--- START OF Task inputs ---
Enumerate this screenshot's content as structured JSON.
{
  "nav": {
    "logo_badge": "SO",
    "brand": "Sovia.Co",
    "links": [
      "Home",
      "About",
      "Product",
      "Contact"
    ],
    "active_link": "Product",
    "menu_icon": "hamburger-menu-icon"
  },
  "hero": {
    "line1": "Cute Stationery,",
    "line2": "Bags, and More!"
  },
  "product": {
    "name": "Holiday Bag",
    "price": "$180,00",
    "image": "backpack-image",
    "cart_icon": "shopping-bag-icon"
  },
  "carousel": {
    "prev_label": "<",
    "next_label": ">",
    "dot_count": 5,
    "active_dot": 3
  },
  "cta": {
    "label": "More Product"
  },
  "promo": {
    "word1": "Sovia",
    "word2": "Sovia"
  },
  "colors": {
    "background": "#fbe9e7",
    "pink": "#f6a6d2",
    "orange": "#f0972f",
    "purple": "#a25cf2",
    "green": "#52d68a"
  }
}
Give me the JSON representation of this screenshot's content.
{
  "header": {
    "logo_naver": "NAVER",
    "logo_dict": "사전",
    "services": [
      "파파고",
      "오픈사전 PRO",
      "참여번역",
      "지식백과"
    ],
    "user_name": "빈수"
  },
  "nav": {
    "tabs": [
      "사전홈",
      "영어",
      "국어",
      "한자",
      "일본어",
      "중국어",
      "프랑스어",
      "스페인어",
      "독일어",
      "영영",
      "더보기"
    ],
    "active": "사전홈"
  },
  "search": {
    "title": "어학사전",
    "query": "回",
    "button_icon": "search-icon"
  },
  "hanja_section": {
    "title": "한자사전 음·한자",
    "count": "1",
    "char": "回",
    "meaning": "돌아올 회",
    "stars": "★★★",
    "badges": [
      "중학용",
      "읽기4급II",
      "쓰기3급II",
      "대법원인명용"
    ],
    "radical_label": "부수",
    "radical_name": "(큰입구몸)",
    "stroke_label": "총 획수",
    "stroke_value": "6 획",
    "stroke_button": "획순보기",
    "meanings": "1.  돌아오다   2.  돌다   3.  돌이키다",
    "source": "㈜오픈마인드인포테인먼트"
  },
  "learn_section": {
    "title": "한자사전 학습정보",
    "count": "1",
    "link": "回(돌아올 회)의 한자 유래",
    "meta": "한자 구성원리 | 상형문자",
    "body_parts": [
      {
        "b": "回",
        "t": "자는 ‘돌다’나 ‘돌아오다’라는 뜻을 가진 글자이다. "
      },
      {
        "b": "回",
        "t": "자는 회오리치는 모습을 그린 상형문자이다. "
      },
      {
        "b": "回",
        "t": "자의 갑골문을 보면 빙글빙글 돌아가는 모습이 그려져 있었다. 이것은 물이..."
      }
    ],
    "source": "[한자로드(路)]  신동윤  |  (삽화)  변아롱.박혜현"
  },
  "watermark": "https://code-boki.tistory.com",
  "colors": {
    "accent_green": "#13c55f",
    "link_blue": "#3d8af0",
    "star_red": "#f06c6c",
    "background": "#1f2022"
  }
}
--- END OF Task inputs ---
* [Objective]: Retype the listing exactly, in full.

* [Completed task]:
Enumerate this screenshot's content as structured JSON.
{
  "nav": {
    "logo_badge": "SO",
    "brand": "Sovia.Co",
    "links": [
      "Home",
      "About",
      "Product",
      "Contact"
    ],
    "active_link": "Product",
    "menu_icon": "hamburger-menu-icon"
  },
  "hero": {
    "line1": "Cute Stationery,",
    "line2": "Bags, and More!"
  },
  "product": {
    "name": "Holiday Bag",
    "price": "$180,00",
    "image": "backpack-image",
    "cart_icon": "shopping-bag-icon"
  },
  "carousel": {
    "prev_label": "<",
    "next_label": ">",
    "dot_count": 5,
    "active_dot": 3
  },
  "cta": {
    "label": "More Product"
  },
  "promo": {
    "word1": "Sovia",
    "word2": "Sovia"
  },
  "colors": {
    "background": "#fbe9e7",
    "pink": "#f6a6d2",
    "orange": "#f0972f",
    "purple": "#a25cf2",
    "green": "#52d68a"
  }
}
Give me the JSON representation of this screenshot's content.
{
  "header": {
    "logo_naver": "NAVER",
    "logo_dict": "사전",
    "services": [
      "파파고",
      "오픈사전 PRO",
      "참여번역",
      "지식백과"
    ],
    "user_name": "빈수"
  },
  "nav": {
    "tabs": [
      "사전홈",
      "영어",
      "국어",
      "한자",
      "일본어",
      "중국어",
      "프랑스어",
      "스페인어",
      "독일어",
      "영영",
      "더보기"
    ],
    "active": "사전홈"
  },
  "search": {
    "title": "어학사전",
    "query": "回",
    "button_icon": "search-icon"
  },
  "hanja_section": {
    "title": "한자사전 음·한자",
    "count": "1",
    "char": "回",
    "meaning": "돌아올 회",
    "stars": "★★★",
    "badges": [
      "중학용",
      "읽기4급II",
      "쓰기3급II",
      "대법원인명용"
    ],
    "radical_label": "부수",
    "radical_name": "(큰입구몸)",
    "stroke_label": "총 획수",
    "stroke_value": "6 획",
    "stroke_button": "획순보기",
    "meanings": "1.  돌아오다   2.  돌다   3.  돌이키다",
    "source": "㈜오픈마인드인포테인먼트"
  },
  "learn_section": {
    "title": "한자사전 학습정보",
    "count": "1",
    "link": "回(돌아올 회)의 한자 유래",
    "meta": "한자 구성원리 | 상형문자",
    "body_parts": [
      {
        "b": "回",
        "t": "자는 ‘돌다’나 ‘돌아오다’라는 뜻을 가진 글자이다. "
      },
      {
        "b": "回",
        "t": "자는 회오리치는 모습을 그린 상형문자이다. "
      },
      {
        "b": "回",
        "t": "자의 갑골문을 보면 빙글빙글 돌아가는 모습이 그려져 있었다. 이것은 물이..."
      }
    ],
    "source": "[한자로드(路)]  신동윤  |  (삽화)  변아롱.박혜현"
  },
  "watermark": "https://code-boki.tistory.com",
  "colors": {
    "accent_green": "#13c55f",
    "link_blue": "#3d8af0",
    "star_red": "#f06c6c",
    "background": "#1f2022"
  }
}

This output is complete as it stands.